START Extracted data
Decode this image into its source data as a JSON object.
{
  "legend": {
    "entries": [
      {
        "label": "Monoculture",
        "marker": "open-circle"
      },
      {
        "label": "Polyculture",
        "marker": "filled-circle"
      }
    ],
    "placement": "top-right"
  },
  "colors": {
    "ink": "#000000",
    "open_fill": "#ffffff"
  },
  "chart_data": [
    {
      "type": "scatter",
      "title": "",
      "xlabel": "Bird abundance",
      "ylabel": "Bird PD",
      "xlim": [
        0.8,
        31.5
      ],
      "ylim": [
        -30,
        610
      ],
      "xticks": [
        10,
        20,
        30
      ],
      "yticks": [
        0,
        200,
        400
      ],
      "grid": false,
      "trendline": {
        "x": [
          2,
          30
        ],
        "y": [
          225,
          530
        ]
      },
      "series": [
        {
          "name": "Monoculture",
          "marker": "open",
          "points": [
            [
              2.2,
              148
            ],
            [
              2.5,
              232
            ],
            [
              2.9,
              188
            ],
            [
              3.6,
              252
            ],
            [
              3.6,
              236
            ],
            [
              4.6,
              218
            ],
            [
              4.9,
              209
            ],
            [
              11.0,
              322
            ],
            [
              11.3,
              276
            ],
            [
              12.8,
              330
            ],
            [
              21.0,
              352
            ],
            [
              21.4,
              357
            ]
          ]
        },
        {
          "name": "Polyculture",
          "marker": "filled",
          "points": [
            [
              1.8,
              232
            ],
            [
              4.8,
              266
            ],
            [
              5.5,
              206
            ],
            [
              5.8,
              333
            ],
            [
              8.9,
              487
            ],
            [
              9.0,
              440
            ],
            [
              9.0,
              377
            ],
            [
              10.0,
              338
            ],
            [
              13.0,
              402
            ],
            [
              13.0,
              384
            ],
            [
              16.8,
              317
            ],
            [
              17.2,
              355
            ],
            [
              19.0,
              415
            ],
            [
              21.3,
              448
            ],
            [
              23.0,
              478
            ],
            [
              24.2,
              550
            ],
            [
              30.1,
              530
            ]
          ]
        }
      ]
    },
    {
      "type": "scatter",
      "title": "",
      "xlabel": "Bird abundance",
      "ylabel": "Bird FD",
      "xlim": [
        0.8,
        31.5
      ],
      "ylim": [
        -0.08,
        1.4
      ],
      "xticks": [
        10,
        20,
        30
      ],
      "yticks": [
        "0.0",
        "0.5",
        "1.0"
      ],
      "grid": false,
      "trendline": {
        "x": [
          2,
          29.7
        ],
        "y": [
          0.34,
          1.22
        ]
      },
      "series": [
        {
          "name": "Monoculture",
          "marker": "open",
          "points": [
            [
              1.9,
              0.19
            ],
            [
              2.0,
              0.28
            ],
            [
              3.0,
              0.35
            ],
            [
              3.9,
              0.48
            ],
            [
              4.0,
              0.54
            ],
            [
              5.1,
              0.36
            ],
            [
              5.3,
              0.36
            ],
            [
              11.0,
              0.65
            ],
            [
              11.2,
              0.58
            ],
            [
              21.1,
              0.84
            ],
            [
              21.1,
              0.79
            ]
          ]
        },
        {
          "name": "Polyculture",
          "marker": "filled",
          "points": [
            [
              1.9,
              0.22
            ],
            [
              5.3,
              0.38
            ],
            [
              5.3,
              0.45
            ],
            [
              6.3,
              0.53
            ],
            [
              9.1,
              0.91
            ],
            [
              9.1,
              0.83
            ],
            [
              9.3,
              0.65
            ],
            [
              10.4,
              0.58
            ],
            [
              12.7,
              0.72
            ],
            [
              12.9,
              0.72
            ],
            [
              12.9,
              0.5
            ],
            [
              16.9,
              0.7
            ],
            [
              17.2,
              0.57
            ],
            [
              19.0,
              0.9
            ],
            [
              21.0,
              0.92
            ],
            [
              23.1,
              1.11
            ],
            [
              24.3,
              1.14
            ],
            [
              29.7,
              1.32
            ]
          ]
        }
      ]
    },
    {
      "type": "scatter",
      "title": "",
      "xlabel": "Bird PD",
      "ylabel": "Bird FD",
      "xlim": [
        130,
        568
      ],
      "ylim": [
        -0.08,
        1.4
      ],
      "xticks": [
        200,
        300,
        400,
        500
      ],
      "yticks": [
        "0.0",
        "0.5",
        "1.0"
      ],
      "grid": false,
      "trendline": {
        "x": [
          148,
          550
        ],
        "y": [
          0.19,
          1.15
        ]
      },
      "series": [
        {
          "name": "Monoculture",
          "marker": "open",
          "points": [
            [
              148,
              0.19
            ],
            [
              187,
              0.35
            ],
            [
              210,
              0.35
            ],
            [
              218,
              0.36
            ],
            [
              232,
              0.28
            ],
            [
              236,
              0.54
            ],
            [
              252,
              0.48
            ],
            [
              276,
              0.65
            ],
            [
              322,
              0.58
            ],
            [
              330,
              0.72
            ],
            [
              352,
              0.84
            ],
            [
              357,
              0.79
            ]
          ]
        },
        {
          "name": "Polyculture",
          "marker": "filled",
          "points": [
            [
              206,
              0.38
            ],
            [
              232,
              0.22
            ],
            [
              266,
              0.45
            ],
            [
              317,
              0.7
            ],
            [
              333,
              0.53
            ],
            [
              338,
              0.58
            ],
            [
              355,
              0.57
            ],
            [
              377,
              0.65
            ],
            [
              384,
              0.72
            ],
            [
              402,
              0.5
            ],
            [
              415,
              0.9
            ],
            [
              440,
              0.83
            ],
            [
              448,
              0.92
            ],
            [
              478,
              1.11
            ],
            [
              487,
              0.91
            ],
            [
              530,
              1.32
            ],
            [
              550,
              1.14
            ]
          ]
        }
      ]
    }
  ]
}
END Extracted data
*Task goal*
Reproduce the listing above verbatim, from first line to last.

*Result for this exercise*
Decode this image into its source data as a JSON object.
{
  "legend": {
    "entries": [
      {
        "label": "Monoculture",
        "marker": "open-circle"
      },
      {
        "label": "Polyculture",
        "marker": "filled-circle"
      }
    ],
    "placement": "top-right"
  },
  "colors": {
    "ink": "#000000",
    "open_fill": "#ffffff"
  },
  "chart_data": [
    {
      "type": "scatter",
      "title": "",
      "xlabel": "Bird abundance",
      "ylabel": "Bird PD",
      "xlim": [
        0.8,
        31.5
      ],
      "ylim": [
        -30,
        610
      ],
      "xticks": [
        10,
        20,
        30
      ],
      "yticks": [
        0,
        200,
        400
      ],
      "grid": false,
      "trendline": {
        "x": [
          2,
          30
        ],
        "y": [
          225,
          530
        ]
      },
      "series": [
        {
          "name": "Monoculture",
          "marker": "open",
          "points": [
            [
              2.2,
              148
            ],
            [
              2.5,
              232
            ],
            [
              2.9,
              188
            ],
            [
              3.6,
              252
            ],
            [
              3.6,
              236
            ],
            [
              4.6,
              218
            ],
            [
              4.9,
              209
            ],
            [
              11.0,
              322
            ],
            [
              11.3,
              276
            ],
            [
              12.8,
              330
            ],
            [
              21.0,
              352
            ],
            [
              21.4,
              357
            ]
          ]
        },
        {
          "name": "Polyculture",
          "marker": "filled",
          "points": [
            [
              1.8,
              232
            ],
            [
              4.8,
              266
            ],
            [
              5.5,
              206
            ],
            [
              5.8,
              333
            ],
            [
              8.9,
              487
            ],
            [
              9.0,
              440
            ],
            [
              9.0,
              377
            ],
            [
              10.0,
              338
            ],
            [
              13.0,
              402
            ],
            [
              13.0,
              384
            ],
            [
              16.8,
              317
            ],
            [
              17.2,
              355
            ],
            [
              19.0,
              415
            ],
            [
              21.3,
              448
            ],
            [
              23.0,
              478
            ],
            [
              24.2,
              550
            ],
            [
              30.1,
              530
            ]
          ]
        }
      ]
    },
    {
      "type": "scatter",
      "title": "",
      "xlabel": "Bird abundance",
      "ylabel": "Bird FD",
      "xlim": [
        0.8,
        31.5
      ],
      "ylim": [
        -0.08,
        1.4
      ],
      "xticks": [
        10,
        20,
        30
      ],
      "yticks": [
        "0.0",
        "0.5",
        "1.0"
      ],
      "grid": false,
      "trendline": {
        "x": [
          2,
          29.7
        ],
        "y": [
          0.34,
          1.22
        ]
      },
      "series": [
        {
          "name": "Monoculture",
          "marker": "open",
          "points": [
            [
              1.9,
              0.19
            ],
            [
              2.0,
              0.28
            ],
            [
              3.0,
              0.35
            ],
            [
              3.9,
              0.48
            ],
            [
              4.0,
              0.54
            ],
            [
              5.1,
              0.36
            ],
            [
              5.3,
              0.36
            ],
            [
              11.0,
              0.65
            ],
            [
              11.2,
              0.58
            ],
            [
              21.1,
              0.84
            ],
            [
              21.1,
              0.79
            ]
          ]
        },
        {
          "name": "Polyculture",
          "marker": "filled",
          "points": [
            [
              1.9,
              0.22
            ],
            [
              5.3,
              0.38
            ],
            [
              5.3,
              0.45
            ],
            [
              6.3,
              0.53
            ],
            [
              9.1,
              0.91
            ],
            [
              9.1,
              0.83
            ],
            [
              9.3,
              0.65
            ],
            [
              10.4,
              0.58
            ],
            [
              12.7,
              0.72
            ],
            [
              12.9,
              0.72
            ],
            [
              12.9,
              0.5
            ],
            [
              16.9,
              0.7
            ],
            [
              17.2,
              0.57
            ],
            [
              19.0,
              0.9
            ],
            [
              21.0,
              0.92
            ],
            [
              23.1,
              1.11
            ],
            [
              24.3,
              1.14
            ],
            [
              29.7,
              1.32
            ]
          ]
        }
      ]
    },
    {
      "type": "scatter",
      "title": "",
      "xlabel": "Bird PD",
      "ylabel": "Bird FD",
      "xlim": [
        130,
        568
      ],
      "ylim": [
        -0.08,
        1.4
      ],
      "xticks": [
        200,
        300,
        400,
        500
      ],
      "yticks": [
        "0.0",
        "0.5",
        "1.0"
      ],
      "grid": false,
      "trendline": {
        "x": [
          148,
          550
        ],
        "y": [
          0.19,
          1.15
        ]
      },
      "series": [
        {
          "name": "Monoculture",
          "marker": "open",
          "points": [
            [
              148,
              0.19
            ],
            [
              187,
              0.35
            ],
            [
              210,
              0.35
            ],
            [
              218,
              0.36
            ],
            [
              232,
              0.28
            ],
            [
              236,
              0.54
            ],
            [
              252,
              0.48
            ],
            [
              276,
              0.65
            ],
            [
              322,
              0.58
            ],
            [
              330,
              0.72
            ],
            [
              352,
              0.84
            ],
            [
              357,
              0.79
            ]
          ]
        },
        {
          "name": "Polyculture",
          "marker": "filled",
          "points": [
            [
              206,
              0.38
            ],
            [
              232,
              0.22
            ],
            [
              266,
              0.45
            ],
            [
              317,
              0.7
            ],
            [
              333,
              0.53
            ],
            [
              338,
              0.58
            ],
            [
              355,
              0.57
            ],
            [
              377,
              0.65
            ],
            [
              384,
              0.72
            ],
            [
              402,
              0.5
            ],
            [
              415,
              0.9
            ],
            [
              440,
              0.83
            ],
            [
              448,
              0.92
            ],
            [
              478,
              1.11
            ],
            [
              487,
              0.91
            ],
            [
              530,
              1.32
            ],
            [
              550,
              1.14
            ]
          ]
        }
      ]
    }
  ]
}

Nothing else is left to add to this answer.